Copy out all lines that carry the word "What".

- _GIVEN INFORMATION_:
- - -
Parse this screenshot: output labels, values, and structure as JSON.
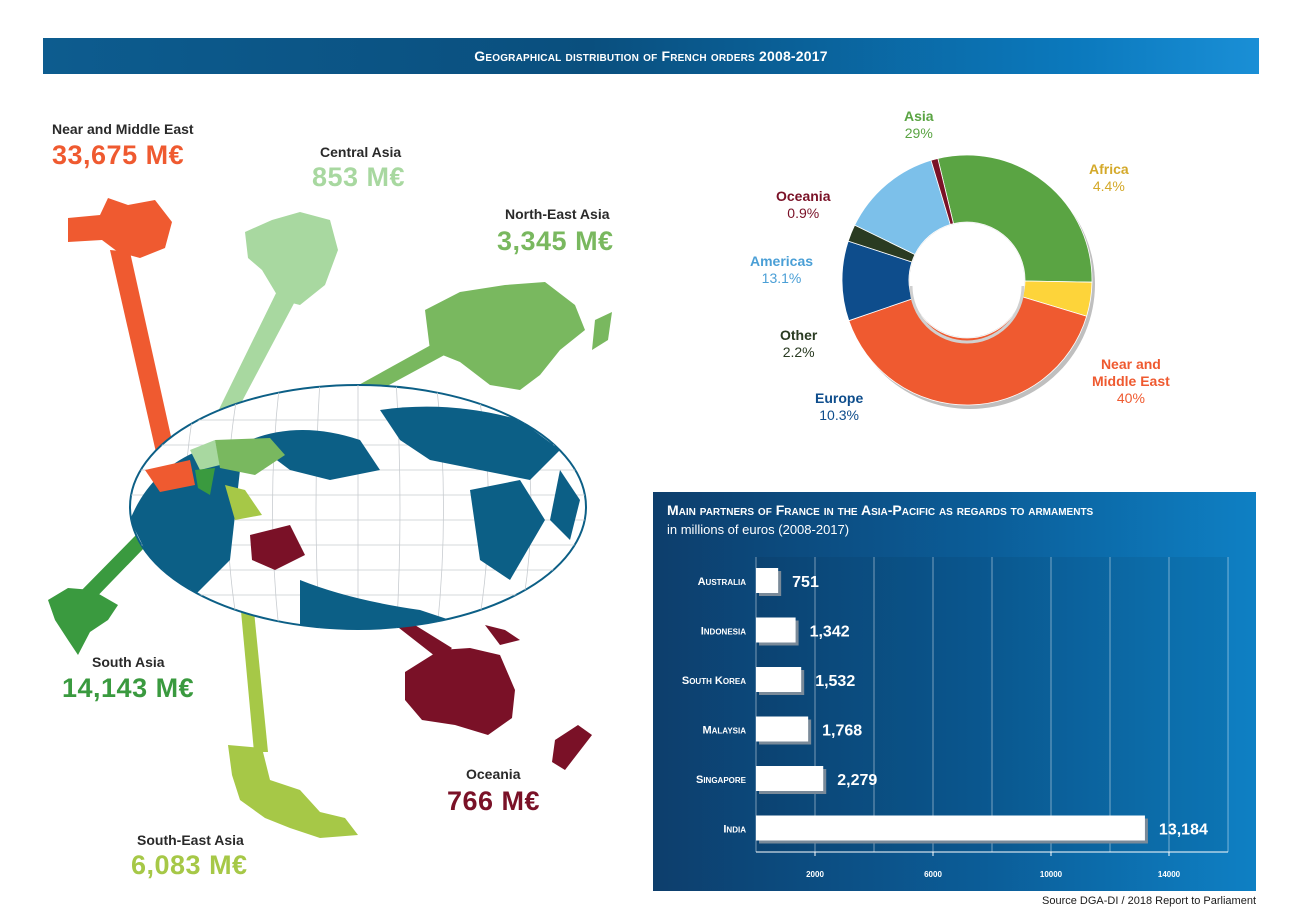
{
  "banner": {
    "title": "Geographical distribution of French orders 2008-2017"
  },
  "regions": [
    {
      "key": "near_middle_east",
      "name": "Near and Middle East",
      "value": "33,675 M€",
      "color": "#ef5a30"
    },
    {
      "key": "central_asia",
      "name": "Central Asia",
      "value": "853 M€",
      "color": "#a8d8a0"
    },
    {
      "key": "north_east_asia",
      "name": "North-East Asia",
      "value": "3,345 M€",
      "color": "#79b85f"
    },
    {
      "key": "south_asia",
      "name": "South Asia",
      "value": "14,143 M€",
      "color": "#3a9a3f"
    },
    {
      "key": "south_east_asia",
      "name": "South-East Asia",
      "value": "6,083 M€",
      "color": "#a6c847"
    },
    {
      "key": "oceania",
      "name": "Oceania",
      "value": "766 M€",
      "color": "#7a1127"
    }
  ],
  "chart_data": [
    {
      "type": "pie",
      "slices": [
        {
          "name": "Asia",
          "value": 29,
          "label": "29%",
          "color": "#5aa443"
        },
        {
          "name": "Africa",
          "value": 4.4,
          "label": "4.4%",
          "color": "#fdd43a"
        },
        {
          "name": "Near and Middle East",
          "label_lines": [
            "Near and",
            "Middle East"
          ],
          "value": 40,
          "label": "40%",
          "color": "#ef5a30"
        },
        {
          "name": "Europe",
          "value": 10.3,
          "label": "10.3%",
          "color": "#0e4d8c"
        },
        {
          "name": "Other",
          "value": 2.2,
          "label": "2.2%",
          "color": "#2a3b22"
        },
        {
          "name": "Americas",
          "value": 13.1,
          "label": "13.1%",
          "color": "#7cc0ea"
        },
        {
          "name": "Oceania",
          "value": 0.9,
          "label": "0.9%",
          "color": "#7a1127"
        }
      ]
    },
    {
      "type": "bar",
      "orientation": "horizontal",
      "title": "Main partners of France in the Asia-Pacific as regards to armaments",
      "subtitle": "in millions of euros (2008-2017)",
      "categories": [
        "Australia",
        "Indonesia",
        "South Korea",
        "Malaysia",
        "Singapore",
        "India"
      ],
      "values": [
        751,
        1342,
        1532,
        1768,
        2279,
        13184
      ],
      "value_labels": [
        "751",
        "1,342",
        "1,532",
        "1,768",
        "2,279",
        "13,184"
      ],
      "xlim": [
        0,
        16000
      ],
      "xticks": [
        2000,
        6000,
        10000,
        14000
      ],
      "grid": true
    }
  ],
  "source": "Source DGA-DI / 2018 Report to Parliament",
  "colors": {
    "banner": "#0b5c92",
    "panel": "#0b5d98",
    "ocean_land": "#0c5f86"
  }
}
- - -
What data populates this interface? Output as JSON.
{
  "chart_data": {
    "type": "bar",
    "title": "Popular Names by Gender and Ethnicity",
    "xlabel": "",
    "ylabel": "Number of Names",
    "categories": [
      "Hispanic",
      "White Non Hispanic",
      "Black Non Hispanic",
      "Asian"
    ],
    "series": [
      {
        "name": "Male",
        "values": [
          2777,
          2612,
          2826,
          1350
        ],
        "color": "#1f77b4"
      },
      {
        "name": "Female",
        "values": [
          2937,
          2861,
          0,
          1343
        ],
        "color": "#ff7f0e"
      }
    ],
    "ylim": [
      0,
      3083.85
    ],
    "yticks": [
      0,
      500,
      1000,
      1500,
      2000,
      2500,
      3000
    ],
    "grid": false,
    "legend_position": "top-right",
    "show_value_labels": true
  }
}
- - -
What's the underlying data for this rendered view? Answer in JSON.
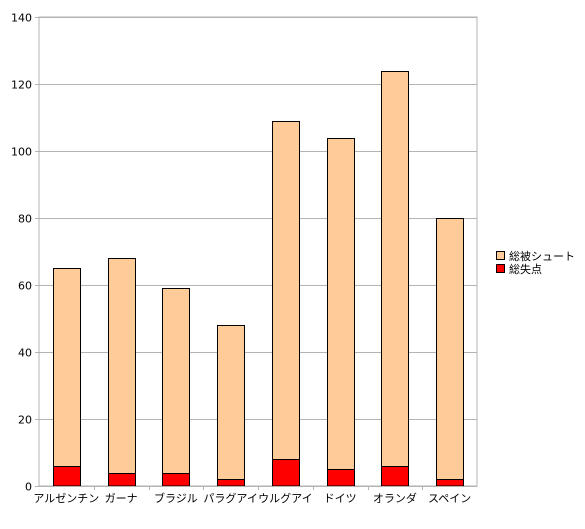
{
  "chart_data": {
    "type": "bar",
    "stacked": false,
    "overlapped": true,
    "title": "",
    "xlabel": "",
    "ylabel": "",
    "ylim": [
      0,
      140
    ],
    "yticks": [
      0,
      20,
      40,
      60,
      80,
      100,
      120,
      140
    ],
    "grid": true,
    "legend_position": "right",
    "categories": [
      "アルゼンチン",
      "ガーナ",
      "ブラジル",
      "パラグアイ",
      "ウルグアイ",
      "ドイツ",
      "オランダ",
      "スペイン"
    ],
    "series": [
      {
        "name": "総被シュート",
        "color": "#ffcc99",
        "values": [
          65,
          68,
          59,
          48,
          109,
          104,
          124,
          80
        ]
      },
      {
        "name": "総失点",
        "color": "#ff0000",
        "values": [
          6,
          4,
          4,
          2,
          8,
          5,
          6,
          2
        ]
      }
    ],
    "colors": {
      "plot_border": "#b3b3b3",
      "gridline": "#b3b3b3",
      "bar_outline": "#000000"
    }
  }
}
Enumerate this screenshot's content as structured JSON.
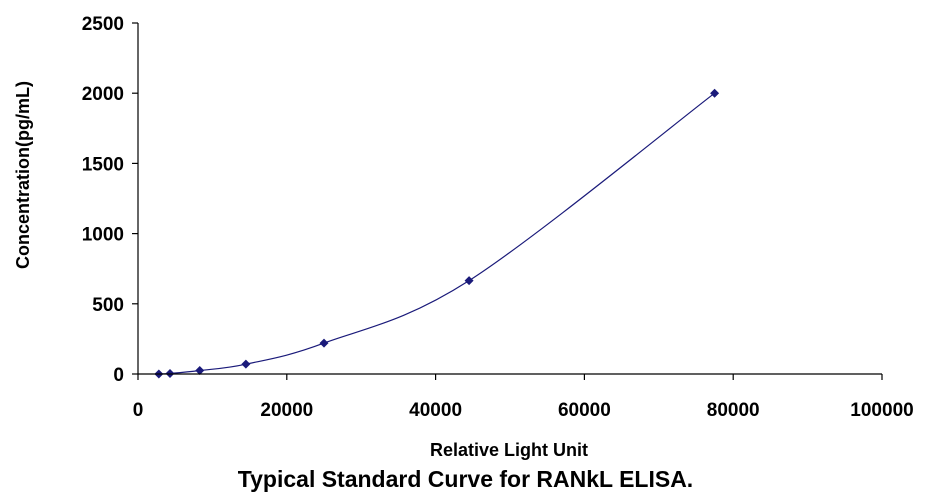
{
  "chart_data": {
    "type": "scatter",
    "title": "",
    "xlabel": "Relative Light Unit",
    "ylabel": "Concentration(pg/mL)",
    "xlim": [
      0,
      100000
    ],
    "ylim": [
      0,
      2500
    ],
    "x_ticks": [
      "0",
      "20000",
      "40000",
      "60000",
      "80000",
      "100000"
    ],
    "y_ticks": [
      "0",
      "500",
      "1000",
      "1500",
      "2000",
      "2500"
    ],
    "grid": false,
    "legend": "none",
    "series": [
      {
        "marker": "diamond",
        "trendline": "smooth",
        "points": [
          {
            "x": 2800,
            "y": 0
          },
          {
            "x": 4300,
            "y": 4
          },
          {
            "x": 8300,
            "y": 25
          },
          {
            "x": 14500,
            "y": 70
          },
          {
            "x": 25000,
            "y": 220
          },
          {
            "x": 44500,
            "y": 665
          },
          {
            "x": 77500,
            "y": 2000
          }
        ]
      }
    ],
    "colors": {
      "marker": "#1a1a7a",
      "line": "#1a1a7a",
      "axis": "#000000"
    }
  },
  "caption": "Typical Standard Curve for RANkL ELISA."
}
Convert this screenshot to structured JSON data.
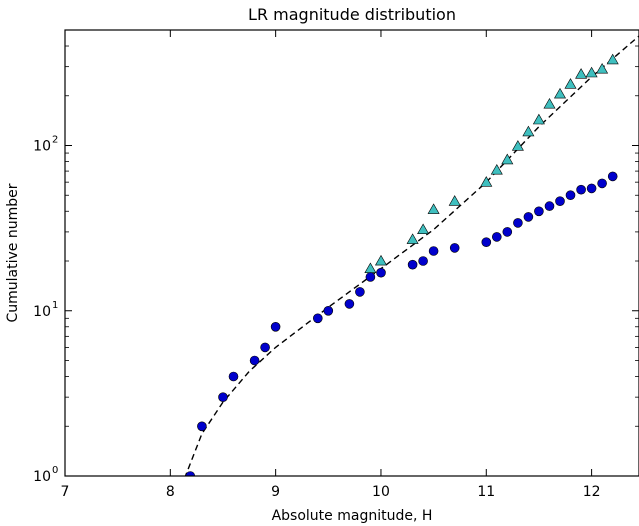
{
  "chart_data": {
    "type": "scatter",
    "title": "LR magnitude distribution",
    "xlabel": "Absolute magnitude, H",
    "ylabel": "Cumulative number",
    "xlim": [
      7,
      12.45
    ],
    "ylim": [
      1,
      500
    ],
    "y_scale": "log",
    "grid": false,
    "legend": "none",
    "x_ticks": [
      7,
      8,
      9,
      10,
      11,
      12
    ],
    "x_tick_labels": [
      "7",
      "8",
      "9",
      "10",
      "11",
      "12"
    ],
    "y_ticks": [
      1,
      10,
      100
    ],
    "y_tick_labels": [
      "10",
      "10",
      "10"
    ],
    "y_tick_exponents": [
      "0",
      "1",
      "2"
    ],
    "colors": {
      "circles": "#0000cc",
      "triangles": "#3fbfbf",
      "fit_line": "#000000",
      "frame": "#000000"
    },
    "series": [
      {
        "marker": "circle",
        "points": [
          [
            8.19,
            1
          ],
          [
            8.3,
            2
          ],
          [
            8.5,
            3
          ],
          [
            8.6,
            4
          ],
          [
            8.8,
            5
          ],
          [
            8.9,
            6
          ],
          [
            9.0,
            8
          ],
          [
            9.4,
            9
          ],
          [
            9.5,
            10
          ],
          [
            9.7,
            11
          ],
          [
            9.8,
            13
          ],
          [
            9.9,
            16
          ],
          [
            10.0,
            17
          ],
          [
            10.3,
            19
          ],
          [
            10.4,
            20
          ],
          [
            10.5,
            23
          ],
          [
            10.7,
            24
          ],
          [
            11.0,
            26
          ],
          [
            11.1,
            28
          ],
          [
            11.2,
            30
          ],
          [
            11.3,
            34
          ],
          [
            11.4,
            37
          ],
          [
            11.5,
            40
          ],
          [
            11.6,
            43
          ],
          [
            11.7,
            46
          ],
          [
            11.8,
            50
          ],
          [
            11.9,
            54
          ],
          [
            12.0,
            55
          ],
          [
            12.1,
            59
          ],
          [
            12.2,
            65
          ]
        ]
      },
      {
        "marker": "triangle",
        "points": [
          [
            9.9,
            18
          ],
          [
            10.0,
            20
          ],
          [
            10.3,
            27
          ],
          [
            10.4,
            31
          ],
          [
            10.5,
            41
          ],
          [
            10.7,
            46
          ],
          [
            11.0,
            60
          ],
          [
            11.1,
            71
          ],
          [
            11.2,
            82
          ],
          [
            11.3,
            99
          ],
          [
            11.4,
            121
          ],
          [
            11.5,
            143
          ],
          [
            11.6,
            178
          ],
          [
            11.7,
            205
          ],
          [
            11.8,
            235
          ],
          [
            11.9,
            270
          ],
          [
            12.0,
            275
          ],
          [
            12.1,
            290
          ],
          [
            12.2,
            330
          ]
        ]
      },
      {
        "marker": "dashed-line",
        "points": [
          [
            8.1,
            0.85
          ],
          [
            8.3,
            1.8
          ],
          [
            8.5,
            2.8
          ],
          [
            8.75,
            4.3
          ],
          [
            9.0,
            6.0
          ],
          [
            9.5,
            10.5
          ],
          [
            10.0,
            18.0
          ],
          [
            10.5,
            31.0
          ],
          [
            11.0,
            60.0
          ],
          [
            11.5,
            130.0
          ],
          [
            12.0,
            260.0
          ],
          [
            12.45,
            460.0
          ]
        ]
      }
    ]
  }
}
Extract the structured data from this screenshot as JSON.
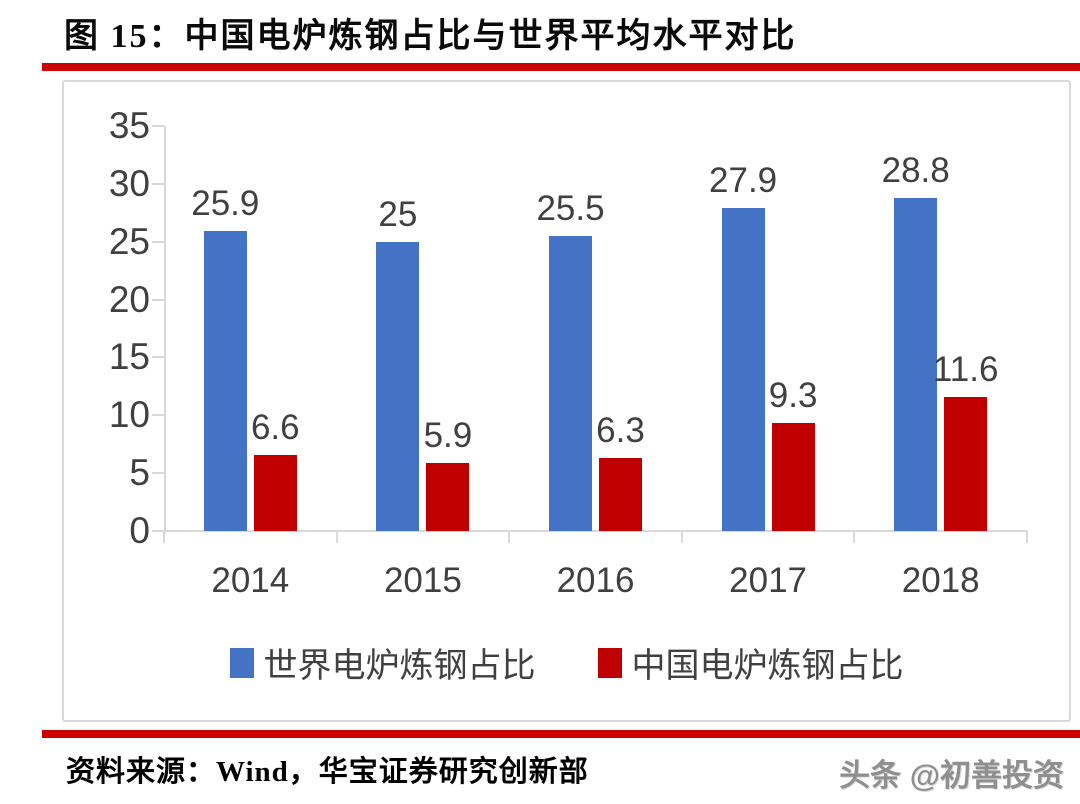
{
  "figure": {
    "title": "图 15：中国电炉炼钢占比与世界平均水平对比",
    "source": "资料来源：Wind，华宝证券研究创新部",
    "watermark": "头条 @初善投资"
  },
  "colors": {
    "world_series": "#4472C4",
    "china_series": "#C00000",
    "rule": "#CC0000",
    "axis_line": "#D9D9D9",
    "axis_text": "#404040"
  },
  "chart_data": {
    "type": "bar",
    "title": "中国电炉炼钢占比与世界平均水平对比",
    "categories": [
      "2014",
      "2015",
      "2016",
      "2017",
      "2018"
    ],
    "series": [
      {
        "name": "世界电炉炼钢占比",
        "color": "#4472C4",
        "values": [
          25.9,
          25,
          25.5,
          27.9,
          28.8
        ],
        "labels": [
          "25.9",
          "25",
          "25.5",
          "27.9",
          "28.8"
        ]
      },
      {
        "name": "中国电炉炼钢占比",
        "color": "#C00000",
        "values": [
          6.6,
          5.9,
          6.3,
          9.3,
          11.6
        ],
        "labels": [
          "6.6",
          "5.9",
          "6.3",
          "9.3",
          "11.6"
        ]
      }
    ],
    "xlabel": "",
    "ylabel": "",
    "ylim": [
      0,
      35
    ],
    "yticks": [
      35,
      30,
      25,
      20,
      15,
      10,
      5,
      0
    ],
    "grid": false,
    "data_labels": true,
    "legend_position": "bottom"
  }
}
- - -
- _SOLUTION_:
What data populates this interface? Output as JSON.
What's the underlying data for this rendered view? Answer in JSON.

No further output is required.